● **Instructions to follow**: Locate the word "text" in the material, then show every line that holds it.

● **Dataset rows**:
--
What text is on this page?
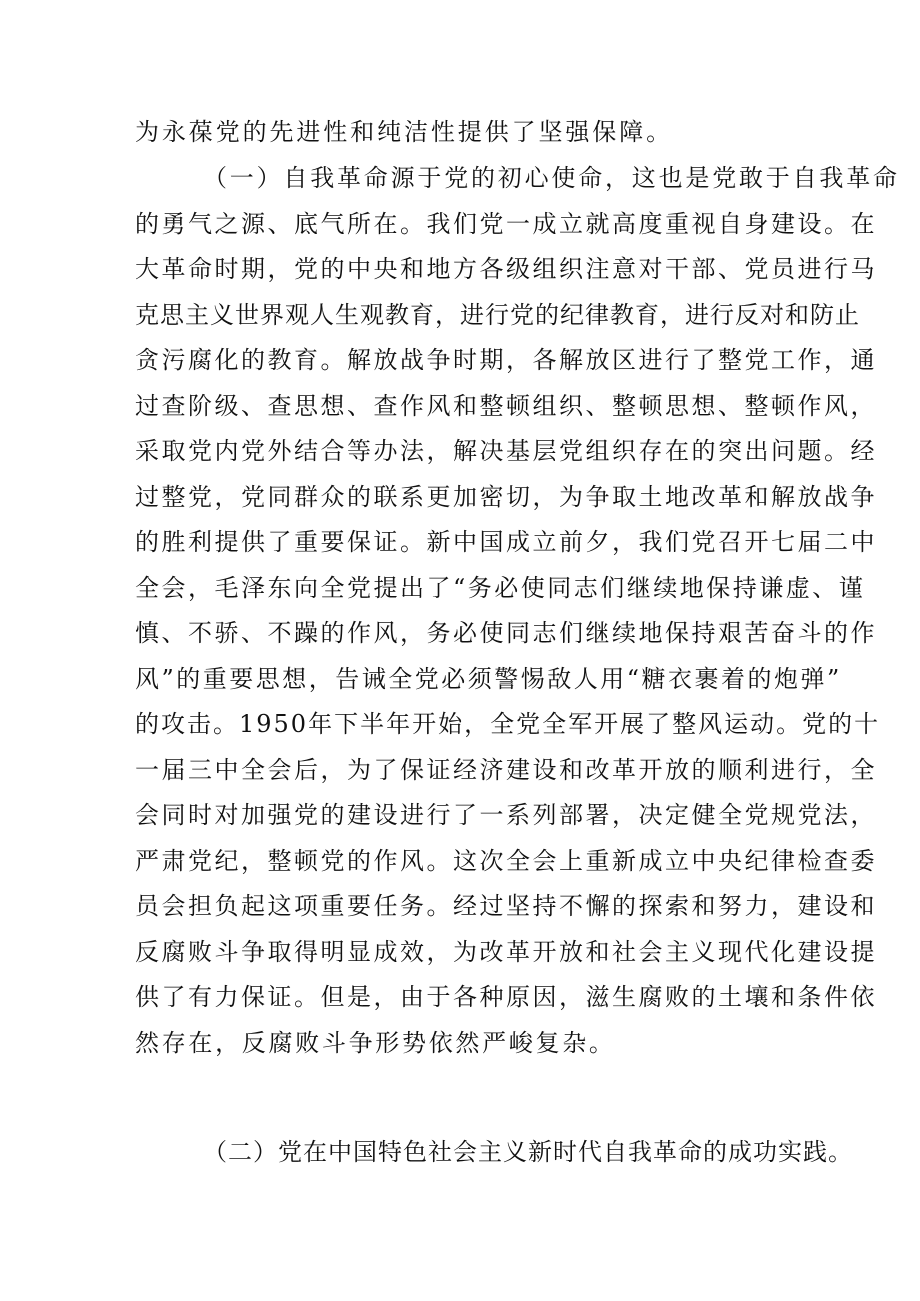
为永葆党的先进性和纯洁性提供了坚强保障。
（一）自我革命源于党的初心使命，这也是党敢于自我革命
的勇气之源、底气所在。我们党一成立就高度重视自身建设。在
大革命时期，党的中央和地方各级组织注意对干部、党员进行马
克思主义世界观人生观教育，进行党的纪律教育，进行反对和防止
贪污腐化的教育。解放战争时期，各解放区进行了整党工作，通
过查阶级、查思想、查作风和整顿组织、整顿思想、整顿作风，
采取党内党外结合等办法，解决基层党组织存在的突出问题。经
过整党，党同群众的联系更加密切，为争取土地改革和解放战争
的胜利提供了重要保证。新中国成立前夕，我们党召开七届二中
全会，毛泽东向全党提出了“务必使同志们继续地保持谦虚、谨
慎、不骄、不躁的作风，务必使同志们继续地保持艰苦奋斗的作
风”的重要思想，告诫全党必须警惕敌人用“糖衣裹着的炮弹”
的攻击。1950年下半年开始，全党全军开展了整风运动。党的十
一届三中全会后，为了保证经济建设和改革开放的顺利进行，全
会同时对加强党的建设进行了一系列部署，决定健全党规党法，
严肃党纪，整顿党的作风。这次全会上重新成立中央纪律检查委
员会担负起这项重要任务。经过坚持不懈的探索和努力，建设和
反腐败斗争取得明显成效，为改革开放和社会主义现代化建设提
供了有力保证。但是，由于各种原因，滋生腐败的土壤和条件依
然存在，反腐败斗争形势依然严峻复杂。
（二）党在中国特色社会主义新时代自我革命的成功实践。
--
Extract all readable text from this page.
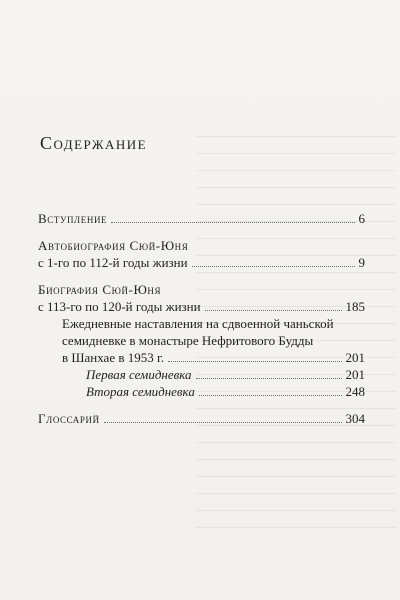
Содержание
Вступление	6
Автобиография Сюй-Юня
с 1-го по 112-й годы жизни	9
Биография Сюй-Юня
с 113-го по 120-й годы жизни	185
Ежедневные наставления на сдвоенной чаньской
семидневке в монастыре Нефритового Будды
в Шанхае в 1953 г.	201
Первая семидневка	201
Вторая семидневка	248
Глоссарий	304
--
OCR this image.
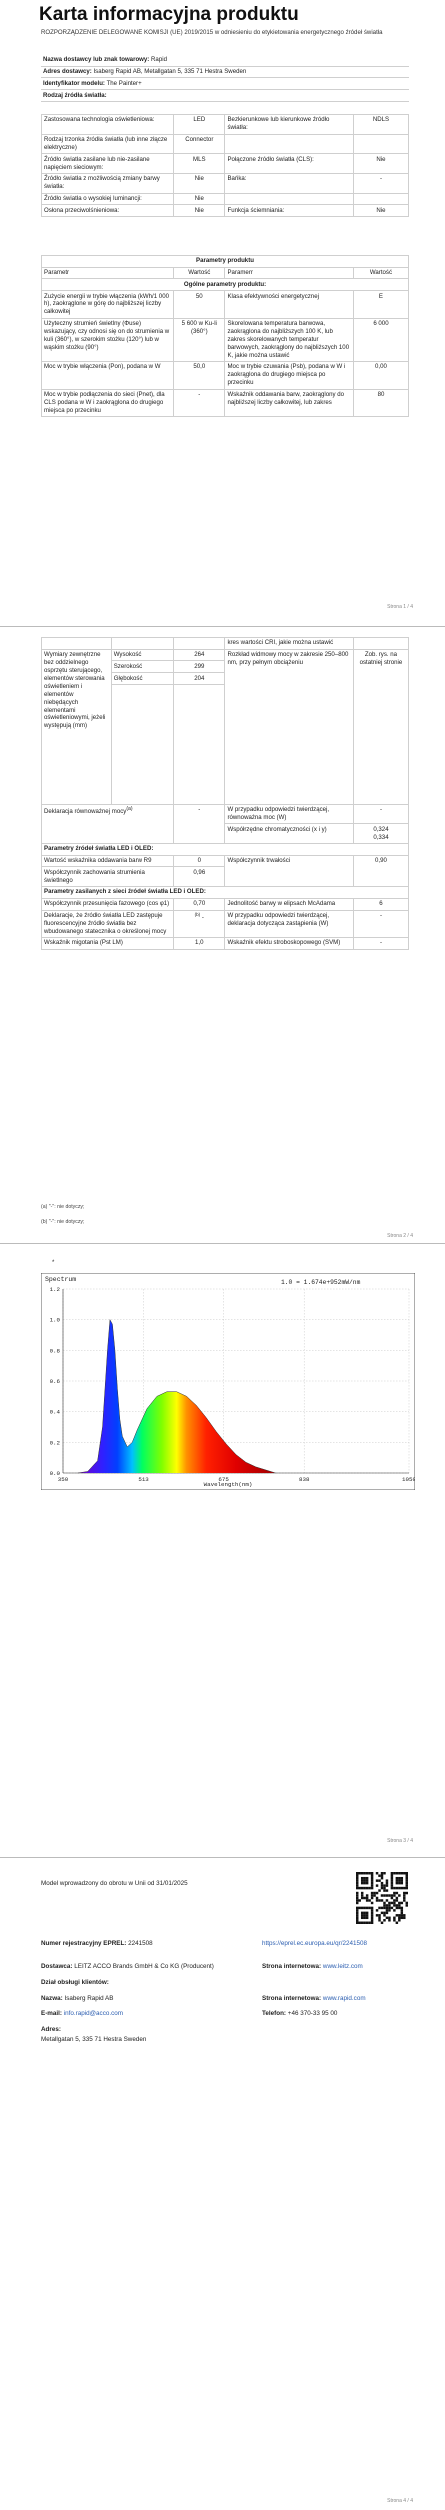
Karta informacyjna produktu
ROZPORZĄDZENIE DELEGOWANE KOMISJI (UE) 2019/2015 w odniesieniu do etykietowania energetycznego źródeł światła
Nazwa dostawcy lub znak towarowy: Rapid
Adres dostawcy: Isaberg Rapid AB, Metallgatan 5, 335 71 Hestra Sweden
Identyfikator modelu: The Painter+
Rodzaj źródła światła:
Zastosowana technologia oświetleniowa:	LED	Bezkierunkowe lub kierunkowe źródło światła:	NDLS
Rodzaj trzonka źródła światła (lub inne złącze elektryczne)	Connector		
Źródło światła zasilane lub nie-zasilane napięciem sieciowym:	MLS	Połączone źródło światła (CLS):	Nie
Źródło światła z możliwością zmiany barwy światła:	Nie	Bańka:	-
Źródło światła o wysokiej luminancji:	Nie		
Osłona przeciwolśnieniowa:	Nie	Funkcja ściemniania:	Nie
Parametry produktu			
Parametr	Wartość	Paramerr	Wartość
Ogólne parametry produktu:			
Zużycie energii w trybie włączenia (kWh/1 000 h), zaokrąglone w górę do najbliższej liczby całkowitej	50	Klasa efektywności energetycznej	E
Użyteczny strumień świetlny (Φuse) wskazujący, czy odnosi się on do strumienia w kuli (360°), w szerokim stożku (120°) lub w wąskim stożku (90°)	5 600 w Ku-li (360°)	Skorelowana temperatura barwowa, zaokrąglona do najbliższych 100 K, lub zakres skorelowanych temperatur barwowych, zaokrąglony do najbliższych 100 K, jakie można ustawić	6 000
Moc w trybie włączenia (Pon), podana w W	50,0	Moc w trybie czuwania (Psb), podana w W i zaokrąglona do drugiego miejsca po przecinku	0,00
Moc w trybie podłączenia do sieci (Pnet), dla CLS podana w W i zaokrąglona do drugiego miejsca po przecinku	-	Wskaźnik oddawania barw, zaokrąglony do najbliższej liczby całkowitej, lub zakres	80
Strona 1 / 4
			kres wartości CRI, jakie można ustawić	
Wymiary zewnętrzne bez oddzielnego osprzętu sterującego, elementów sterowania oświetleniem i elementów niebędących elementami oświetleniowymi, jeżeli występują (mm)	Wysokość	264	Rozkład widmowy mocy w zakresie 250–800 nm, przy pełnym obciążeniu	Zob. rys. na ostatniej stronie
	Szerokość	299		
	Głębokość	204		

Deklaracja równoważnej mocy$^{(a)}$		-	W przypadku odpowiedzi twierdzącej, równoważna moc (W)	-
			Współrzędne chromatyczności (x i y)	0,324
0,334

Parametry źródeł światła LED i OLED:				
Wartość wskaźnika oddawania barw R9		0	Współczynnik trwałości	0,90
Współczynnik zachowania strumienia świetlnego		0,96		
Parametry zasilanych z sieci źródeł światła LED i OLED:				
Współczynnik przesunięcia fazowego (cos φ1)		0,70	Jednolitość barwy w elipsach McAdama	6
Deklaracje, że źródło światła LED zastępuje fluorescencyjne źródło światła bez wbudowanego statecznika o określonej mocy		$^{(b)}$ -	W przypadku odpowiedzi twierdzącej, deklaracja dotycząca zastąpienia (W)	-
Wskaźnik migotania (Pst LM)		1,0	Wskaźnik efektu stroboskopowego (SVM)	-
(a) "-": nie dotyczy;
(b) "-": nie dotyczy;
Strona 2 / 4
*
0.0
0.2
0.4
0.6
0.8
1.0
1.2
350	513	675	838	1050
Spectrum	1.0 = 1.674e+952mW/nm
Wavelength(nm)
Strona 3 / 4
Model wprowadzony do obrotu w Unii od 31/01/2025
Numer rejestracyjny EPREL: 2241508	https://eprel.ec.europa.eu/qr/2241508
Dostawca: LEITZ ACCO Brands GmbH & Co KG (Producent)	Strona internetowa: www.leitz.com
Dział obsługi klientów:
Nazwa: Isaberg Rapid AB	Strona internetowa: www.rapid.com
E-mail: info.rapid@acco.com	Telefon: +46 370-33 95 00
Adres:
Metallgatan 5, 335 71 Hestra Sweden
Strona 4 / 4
--
● **Response**:
What text is on this page?
Extract all readable text from this page.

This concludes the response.